Reproduce all the entries precisely.
^^^^^^^^^^^^^^^^
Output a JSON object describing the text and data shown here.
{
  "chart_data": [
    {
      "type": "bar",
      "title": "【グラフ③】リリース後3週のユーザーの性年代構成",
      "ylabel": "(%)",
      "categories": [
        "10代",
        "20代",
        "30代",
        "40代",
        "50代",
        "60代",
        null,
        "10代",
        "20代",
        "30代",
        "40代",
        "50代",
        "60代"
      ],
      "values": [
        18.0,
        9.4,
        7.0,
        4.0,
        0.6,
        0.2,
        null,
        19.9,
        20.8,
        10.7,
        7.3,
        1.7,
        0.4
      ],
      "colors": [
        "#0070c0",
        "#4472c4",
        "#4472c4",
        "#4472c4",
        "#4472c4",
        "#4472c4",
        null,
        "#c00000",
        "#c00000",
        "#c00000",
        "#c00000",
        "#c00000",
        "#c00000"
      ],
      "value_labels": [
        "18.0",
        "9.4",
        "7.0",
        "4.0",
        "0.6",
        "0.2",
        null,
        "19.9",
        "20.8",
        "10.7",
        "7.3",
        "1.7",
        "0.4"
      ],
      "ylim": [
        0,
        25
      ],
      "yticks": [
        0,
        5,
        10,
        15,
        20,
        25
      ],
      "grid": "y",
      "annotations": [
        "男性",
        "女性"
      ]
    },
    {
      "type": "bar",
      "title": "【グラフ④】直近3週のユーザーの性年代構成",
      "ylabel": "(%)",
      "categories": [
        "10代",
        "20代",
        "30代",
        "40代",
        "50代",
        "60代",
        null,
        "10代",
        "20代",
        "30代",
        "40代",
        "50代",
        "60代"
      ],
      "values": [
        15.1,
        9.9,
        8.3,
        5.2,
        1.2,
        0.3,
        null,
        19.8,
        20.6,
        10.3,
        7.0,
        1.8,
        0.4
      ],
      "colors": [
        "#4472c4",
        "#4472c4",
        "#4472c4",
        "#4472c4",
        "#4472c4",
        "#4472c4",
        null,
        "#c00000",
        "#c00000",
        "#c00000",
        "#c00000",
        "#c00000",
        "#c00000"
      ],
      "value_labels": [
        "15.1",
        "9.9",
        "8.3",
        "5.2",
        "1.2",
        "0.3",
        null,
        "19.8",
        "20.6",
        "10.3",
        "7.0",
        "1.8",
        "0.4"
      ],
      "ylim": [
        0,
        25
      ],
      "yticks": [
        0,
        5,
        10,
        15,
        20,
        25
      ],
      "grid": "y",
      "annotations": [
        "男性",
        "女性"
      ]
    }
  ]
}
^^^^^^^^^^^^^^^^
_Worked answer_:
Output a JSON object describing the text and data shown here.
{
  "chart_data": [
    {
      "type": "bar",
      "title": "【グラフ③】リリース後3週のユーザーの性年代構成",
      "ylabel": "(%)",
      "categories": [
        "10代",
        "20代",
        "30代",
        "40代",
        "50代",
        "60代",
        null,
        "10代",
        "20代",
        "30代",
        "40代",
        "50代",
        "60代"
      ],
      "values": [
        18.0,
        9.4,
        7.0,
        4.0,
        0.6,
        0.2,
        null,
        19.9,
        20.8,
        10.7,
        7.3,
        1.7,
        0.4
      ],
      "colors": [
        "#0070c0",
        "#4472c4",
        "#4472c4",
        "#4472c4",
        "#4472c4",
        "#4472c4",
        null,
        "#c00000",
        "#c00000",
        "#c00000",
        "#c00000",
        "#c00000",
        "#c00000"
      ],
      "value_labels": [
        "18.0",
        "9.4",
        "7.0",
        "4.0",
        "0.6",
        "0.2",
        null,
        "19.9",
        "20.8",
        "10.7",
        "7.3",
        "1.7",
        "0.4"
      ],
      "ylim": [
        0,
        25
      ],
      "yticks": [
        0,
        5,
        10,
        15,
        20,
        25
      ],
      "grid": "y",
      "annotations": [
        "男性",
        "女性"
      ]
    },
    {
      "type": "bar",
      "title": "【グラフ④】直近3週のユーザーの性年代構成",
      "ylabel": "(%)",
      "categories": [
        "10代",
        "20代",
        "30代",
        "40代",
        "50代",
        "60代",
        null,
        "10代",
        "20代",
        "30代",
        "40代",
        "50代",
        "60代"
      ],
      "values": [
        15.1,
        9.9,
        8.3,
        5.2,
        1.2,
        0.3,
        null,
        19.8,
        20.6,
        10.3,
        7.0,
        1.8,
        0.4
      ],
      "colors": [
        "#4472c4",
        "#4472c4",
        "#4472c4",
        "#4472c4",
        "#4472c4",
        "#4472c4",
        null,
        "#c00000",
        "#c00000",
        "#c00000",
        "#c00000",
        "#c00000",
        "#c00000"
      ],
      "value_labels": [
        "15.1",
        "9.9",
        "8.3",
        "5.2",
        "1.2",
        "0.3",
        null,
        "19.8",
        "20.6",
        "10.3",
        "7.0",
        "1.8",
        "0.4"
      ],
      "ylim": [
        0,
        25
      ],
      "yticks": [
        0,
        5,
        10,
        15,
        20,
        25
      ],
      "grid": "y",
      "annotations": [
        "男性",
        "女性"
      ]
    }
  ]
}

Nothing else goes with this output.